Collection entries
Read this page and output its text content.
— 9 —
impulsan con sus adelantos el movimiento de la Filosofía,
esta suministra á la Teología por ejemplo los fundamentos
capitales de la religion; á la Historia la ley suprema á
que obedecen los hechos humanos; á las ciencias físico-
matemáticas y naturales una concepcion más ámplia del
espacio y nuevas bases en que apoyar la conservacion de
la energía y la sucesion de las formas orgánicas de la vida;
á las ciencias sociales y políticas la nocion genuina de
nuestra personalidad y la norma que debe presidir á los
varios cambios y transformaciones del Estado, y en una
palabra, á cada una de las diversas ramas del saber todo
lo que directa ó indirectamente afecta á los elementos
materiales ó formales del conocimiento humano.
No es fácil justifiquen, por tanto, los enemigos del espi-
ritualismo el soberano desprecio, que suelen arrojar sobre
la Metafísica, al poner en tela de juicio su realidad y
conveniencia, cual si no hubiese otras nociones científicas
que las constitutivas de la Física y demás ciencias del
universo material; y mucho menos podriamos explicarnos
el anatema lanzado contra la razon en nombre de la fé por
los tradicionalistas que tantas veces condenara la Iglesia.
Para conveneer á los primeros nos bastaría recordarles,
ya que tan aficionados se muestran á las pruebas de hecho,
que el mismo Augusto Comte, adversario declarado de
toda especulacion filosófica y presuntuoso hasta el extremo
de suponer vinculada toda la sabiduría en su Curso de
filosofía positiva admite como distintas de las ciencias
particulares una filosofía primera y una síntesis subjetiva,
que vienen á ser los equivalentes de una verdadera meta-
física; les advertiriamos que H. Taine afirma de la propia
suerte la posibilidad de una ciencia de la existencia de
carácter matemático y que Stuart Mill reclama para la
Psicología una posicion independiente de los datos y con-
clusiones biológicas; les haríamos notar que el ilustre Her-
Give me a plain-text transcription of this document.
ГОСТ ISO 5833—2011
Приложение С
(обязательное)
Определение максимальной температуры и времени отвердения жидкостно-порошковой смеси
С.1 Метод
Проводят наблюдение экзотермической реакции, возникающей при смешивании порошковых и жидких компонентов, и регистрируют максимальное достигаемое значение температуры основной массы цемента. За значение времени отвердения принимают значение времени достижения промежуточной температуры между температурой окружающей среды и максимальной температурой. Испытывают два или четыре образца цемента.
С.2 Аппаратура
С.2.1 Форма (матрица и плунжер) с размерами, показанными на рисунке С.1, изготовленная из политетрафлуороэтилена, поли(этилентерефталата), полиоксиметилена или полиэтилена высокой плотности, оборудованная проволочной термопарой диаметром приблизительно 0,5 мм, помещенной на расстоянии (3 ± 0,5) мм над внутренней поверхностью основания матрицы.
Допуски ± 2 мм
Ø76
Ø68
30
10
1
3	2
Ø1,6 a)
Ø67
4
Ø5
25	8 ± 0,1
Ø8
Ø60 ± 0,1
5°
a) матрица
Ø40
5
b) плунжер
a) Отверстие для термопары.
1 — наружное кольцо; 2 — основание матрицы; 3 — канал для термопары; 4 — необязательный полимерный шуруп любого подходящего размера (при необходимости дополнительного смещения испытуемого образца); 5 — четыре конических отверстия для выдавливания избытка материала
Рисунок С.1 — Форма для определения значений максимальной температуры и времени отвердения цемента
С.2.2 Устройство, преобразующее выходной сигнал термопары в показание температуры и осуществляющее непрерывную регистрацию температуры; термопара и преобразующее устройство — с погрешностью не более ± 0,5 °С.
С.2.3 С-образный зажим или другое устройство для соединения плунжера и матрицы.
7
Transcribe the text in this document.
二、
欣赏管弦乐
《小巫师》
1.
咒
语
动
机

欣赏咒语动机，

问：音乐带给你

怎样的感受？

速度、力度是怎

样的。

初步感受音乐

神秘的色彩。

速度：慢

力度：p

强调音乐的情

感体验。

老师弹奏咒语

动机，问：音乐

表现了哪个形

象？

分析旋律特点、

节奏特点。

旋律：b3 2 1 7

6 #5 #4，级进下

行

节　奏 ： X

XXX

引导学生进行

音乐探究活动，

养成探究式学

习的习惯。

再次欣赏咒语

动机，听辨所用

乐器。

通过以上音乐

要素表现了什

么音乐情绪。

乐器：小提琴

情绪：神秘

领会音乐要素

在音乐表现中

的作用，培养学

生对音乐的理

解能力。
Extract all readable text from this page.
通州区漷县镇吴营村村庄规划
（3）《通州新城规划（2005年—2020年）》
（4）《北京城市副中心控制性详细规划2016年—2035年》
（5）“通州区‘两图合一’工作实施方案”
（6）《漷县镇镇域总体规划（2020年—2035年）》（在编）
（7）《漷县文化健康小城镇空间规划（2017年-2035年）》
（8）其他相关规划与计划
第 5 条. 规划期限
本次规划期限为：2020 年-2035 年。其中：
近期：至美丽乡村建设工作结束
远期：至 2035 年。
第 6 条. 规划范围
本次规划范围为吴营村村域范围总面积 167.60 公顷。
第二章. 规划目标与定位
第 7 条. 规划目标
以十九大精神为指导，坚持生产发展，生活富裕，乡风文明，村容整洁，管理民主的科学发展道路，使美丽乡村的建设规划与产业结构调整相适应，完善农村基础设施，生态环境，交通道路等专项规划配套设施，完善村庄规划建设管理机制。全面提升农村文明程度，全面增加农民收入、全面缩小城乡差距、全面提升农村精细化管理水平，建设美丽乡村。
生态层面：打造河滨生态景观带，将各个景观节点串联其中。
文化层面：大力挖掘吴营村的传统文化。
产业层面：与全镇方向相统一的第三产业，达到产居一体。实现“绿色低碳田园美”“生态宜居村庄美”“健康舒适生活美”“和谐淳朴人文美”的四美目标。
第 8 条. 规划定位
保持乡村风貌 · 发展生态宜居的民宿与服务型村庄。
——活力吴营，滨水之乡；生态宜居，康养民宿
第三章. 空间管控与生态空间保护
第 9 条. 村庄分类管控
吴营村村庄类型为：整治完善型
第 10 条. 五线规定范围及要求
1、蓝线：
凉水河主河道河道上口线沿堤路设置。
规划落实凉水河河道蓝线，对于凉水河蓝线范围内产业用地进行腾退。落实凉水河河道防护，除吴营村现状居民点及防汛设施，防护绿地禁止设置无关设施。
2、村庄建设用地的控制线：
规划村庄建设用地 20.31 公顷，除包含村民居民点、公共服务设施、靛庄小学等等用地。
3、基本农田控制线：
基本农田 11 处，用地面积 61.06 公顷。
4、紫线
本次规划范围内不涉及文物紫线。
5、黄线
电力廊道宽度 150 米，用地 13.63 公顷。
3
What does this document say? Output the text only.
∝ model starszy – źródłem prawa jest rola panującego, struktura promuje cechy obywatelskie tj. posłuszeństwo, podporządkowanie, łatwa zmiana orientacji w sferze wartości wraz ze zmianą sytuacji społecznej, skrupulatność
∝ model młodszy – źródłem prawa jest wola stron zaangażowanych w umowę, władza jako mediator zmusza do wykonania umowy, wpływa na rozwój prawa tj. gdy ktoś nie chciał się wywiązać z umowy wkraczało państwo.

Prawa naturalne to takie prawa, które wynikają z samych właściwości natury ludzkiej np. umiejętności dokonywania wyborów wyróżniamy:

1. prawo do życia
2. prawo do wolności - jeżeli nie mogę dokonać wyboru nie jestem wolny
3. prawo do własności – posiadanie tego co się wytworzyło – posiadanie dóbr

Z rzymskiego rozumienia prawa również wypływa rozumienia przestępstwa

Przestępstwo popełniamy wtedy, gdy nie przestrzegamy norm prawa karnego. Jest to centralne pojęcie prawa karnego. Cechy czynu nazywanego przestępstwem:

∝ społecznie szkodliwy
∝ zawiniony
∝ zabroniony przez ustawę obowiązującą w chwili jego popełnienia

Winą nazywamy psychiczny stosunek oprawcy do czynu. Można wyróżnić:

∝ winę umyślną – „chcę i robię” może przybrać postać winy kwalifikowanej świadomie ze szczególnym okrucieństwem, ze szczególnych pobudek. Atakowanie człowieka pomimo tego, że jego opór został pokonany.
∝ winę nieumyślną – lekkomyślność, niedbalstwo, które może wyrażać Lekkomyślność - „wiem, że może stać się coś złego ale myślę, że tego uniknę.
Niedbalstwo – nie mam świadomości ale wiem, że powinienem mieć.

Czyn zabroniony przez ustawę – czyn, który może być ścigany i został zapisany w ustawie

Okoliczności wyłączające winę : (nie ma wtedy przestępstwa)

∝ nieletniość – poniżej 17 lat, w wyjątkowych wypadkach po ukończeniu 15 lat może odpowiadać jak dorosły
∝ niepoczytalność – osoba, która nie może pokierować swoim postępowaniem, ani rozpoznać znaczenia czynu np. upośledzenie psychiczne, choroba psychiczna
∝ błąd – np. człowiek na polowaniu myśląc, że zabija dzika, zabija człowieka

* [Exercise objective] Return only the number of lines in the data that contain "które".

* [Result for this task] 2